Requirements :: Pictures stay out of your copy, but everything else in the records below must be repeated exactly.
-- start --
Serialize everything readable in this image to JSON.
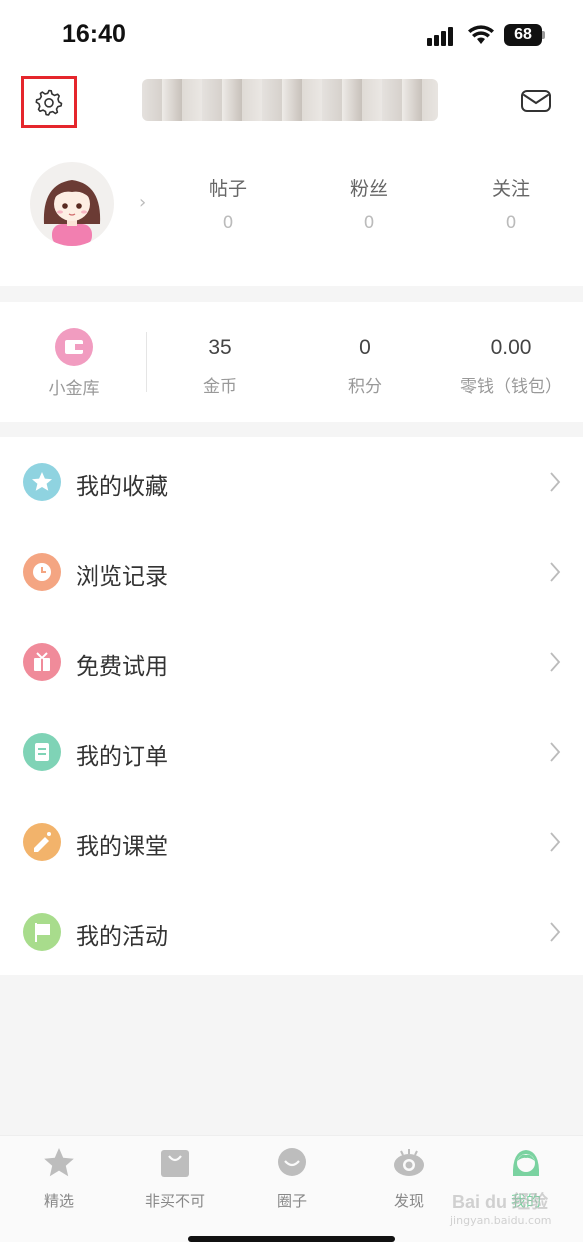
{
  "status_bar": {
    "time": "16:40",
    "battery": "68"
  },
  "profile": {
    "stats": [
      {
        "label": "帖子",
        "value": "0"
      },
      {
        "label": "粉丝",
        "value": "0"
      },
      {
        "label": "关注",
        "value": "0"
      }
    ]
  },
  "wallet": {
    "vault_label": "小金库",
    "items": [
      {
        "value": "35",
        "label": "金币"
      },
      {
        "value": "0",
        "label": "积分"
      },
      {
        "value": "0.00",
        "label": "零钱（钱包）"
      }
    ]
  },
  "menu": [
    {
      "label": "我的收藏",
      "icon": "star-icon",
      "color": "#8fd3e0"
    },
    {
      "label": "浏览记录",
      "icon": "clock-icon",
      "color": "#f4a582"
    },
    {
      "label": "免费试用",
      "icon": "gift-icon",
      "color": "#f08b9a"
    },
    {
      "label": "我的订单",
      "icon": "document-icon",
      "color": "#7fd3b6"
    },
    {
      "label": "我的课堂",
      "icon": "pencil-icon",
      "color": "#f2b36b"
    },
    {
      "label": "我的活动",
      "icon": "flag-icon",
      "color": "#a8dc8c"
    }
  ],
  "tabs": [
    {
      "label": "精选",
      "icon": "star-icon"
    },
    {
      "label": "非买不可",
      "icon": "bag-icon"
    },
    {
      "label": "圈子",
      "icon": "chat-bubble-icon"
    },
    {
      "label": "发现",
      "icon": "eye-icon"
    },
    {
      "label": "我的",
      "icon": "profile-icon",
      "active": true
    }
  ],
  "watermark": {
    "text": "Bai du 经验",
    "sub": "jingyan.baidu.com"
  },
  "colors": {
    "accent": "#7ad2a0",
    "highlight_border": "#e5262c"
  }
}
-- end --
Exercise answer ::
Serialize everything readable in this image to JSON.
{
  "status_bar": {
    "time": "16:40",
    "battery": "68"
  },
  "profile": {
    "stats": [
      {
        "label": "帖子",
        "value": "0"
      },
      {
        "label": "粉丝",
        "value": "0"
      },
      {
        "label": "关注",
        "value": "0"
      }
    ]
  },
  "wallet": {
    "vault_label": "小金库",
    "items": [
      {
        "value": "35",
        "label": "金币"
      },
      {
        "value": "0",
        "label": "积分"
      },
      {
        "value": "0.00",
        "label": "零钱（钱包）"
      }
    ]
  },
  "menu": [
    {
      "label": "我的收藏",
      "icon": "star-icon",
      "color": "#8fd3e0"
    },
    {
      "label": "浏览记录",
      "icon": "clock-icon",
      "color": "#f4a582"
    },
    {
      "label": "免费试用",
      "icon": "gift-icon",
      "color": "#f08b9a"
    },
    {
      "label": "我的订单",
      "icon": "document-icon",
      "color": "#7fd3b6"
    },
    {
      "label": "我的课堂",
      "icon": "pencil-icon",
      "color": "#f2b36b"
    },
    {
      "label": "我的活动",
      "icon": "flag-icon",
      "color": "#a8dc8c"
    }
  ],
  "tabs": [
    {
      "label": "精选",
      "icon": "star-icon"
    },
    {
      "label": "非买不可",
      "icon": "bag-icon"
    },
    {
      "label": "圈子",
      "icon": "chat-bubble-icon"
    },
    {
      "label": "发现",
      "icon": "eye-icon"
    },
    {
      "label": "我的",
      "icon": "profile-icon",
      "active": true
    }
  ],
  "watermark": {
    "text": "Bai du 经验",
    "sub": "jingyan.baidu.com"
  },
  "colors": {
    "accent": "#7ad2a0",
    "highlight_border": "#e5262c"
  }
}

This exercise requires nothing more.